▸ **EXERCISE DIRECTIONS**
Copy out all the lines where "value" shows up.

<<<<

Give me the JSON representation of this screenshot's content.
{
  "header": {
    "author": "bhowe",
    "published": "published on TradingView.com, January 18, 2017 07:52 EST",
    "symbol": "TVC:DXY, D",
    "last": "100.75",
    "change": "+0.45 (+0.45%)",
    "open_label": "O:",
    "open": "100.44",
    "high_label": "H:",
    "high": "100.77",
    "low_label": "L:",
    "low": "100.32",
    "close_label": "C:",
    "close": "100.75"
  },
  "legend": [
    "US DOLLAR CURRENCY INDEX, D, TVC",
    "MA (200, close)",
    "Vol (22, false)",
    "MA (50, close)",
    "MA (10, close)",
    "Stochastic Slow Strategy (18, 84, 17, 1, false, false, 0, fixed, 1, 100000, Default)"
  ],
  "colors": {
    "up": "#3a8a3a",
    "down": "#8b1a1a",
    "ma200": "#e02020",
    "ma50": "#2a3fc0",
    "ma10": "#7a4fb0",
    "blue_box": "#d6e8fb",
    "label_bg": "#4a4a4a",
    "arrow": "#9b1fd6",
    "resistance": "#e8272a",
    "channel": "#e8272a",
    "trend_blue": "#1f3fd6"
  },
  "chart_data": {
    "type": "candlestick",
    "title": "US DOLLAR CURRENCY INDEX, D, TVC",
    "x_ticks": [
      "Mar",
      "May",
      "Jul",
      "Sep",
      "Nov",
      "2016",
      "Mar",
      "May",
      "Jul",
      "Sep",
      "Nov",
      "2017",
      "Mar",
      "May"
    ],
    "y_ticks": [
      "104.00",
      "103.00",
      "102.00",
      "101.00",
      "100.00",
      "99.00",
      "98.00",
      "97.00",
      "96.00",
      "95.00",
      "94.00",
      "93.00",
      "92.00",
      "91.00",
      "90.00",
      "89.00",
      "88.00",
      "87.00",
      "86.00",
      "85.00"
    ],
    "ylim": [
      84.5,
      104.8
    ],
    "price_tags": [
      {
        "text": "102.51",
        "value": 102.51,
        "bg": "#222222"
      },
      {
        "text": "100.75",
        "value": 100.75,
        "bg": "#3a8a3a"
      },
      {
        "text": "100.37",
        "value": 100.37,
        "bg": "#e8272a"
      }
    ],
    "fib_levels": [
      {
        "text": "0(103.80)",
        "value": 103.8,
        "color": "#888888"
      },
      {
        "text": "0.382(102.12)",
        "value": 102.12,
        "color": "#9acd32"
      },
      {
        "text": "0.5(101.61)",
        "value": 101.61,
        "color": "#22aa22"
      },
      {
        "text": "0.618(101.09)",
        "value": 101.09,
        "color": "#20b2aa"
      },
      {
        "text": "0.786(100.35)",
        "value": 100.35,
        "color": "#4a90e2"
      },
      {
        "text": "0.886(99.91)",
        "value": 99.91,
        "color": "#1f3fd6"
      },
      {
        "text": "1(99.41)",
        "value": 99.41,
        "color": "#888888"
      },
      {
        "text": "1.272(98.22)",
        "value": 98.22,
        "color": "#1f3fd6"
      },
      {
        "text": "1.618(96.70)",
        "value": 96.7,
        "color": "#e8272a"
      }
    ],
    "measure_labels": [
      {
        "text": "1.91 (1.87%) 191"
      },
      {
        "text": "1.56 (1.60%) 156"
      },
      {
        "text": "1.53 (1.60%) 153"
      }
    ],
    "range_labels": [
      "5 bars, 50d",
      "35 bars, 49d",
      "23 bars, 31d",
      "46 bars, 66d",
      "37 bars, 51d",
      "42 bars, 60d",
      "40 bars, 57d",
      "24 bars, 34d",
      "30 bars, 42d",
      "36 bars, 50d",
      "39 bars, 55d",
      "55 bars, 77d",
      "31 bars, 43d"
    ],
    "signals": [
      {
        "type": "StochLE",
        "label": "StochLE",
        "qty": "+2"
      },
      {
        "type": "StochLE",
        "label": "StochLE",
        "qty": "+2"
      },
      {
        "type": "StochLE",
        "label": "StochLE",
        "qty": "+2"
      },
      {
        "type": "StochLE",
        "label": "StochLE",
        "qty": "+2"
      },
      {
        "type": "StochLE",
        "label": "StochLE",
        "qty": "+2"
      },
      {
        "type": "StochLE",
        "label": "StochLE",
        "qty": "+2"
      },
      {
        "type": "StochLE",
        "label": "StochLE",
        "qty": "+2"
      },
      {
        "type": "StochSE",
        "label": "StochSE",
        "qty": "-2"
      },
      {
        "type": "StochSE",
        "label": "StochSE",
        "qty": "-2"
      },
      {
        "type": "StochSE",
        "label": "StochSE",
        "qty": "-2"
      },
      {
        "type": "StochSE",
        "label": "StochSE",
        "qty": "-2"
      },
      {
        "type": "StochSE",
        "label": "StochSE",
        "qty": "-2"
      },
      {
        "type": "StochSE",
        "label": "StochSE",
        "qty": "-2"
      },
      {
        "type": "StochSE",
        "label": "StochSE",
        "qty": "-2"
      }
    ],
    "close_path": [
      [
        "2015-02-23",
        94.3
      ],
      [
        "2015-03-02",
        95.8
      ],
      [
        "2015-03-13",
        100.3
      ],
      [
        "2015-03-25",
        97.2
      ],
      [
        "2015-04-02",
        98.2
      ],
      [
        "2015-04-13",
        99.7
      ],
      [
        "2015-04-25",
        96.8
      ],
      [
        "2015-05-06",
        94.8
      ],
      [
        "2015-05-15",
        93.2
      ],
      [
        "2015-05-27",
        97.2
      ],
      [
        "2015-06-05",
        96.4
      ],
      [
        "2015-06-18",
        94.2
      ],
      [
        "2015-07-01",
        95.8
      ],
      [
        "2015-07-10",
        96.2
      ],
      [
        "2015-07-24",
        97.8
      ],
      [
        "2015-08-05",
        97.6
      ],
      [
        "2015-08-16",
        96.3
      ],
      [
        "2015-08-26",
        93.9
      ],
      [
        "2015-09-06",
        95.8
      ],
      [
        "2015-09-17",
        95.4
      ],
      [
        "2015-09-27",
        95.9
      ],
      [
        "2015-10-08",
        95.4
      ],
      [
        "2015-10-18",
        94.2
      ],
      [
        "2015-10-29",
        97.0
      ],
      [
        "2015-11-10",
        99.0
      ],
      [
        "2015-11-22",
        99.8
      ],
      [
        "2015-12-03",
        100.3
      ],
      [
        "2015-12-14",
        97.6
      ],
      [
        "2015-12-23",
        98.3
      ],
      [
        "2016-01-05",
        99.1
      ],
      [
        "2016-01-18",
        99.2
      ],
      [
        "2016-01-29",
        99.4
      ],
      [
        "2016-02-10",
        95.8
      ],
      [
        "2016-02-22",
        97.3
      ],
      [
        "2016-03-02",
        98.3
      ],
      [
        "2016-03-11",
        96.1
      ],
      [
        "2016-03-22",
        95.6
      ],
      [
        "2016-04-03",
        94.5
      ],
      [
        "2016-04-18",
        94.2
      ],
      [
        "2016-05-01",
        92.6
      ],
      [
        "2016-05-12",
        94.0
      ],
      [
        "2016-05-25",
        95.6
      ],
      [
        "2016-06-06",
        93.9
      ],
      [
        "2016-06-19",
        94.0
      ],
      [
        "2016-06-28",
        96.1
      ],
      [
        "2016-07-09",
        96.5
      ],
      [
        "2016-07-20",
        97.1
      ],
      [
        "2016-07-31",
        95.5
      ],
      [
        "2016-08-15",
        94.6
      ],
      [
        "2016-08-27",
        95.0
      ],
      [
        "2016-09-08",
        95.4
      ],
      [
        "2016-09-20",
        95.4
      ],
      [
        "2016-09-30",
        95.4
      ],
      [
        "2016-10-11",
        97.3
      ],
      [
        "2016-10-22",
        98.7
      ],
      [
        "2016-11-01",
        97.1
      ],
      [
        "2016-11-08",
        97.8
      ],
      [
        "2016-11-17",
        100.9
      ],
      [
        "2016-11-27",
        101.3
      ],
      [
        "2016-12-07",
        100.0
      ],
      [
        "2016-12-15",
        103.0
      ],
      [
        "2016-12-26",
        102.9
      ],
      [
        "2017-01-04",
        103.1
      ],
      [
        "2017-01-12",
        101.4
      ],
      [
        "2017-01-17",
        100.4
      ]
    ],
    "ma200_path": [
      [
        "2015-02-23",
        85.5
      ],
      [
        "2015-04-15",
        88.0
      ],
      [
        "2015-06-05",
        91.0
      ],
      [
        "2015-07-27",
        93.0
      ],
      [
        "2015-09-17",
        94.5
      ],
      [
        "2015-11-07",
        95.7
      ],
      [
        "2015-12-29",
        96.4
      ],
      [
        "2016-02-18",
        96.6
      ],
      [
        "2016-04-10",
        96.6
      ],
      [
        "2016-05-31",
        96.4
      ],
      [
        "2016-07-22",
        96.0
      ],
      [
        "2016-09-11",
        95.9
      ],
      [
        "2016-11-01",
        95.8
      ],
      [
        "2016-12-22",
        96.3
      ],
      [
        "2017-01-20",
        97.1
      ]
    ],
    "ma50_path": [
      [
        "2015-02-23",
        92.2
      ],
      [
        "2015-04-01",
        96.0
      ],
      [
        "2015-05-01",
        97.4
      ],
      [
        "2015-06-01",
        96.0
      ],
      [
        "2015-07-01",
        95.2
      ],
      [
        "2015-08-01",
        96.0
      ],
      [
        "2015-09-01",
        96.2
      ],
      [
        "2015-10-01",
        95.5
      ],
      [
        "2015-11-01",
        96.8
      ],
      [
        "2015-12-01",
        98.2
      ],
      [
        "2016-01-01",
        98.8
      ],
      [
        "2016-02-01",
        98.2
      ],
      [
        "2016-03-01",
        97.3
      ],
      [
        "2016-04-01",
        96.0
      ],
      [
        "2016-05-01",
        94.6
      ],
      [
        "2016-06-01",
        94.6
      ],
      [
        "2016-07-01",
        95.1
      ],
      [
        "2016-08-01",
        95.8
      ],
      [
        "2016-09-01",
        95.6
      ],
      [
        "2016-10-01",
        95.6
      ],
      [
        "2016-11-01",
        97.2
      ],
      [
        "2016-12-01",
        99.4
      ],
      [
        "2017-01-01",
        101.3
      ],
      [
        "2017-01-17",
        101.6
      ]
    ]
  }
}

>>>>

▸ **ANSWER TO THE EXERCISE**
        "value": 102.51,
        "value": 100.75,
        "value": 100.37,
        "value": 103.8,
        "value": 102.12,
        "value": 101.61,
        "value": 101.09,
        "value": 100.35,
        "value": 99.91,
        "value": 99.41,
        "value": 98.22,
        "value": 96.7,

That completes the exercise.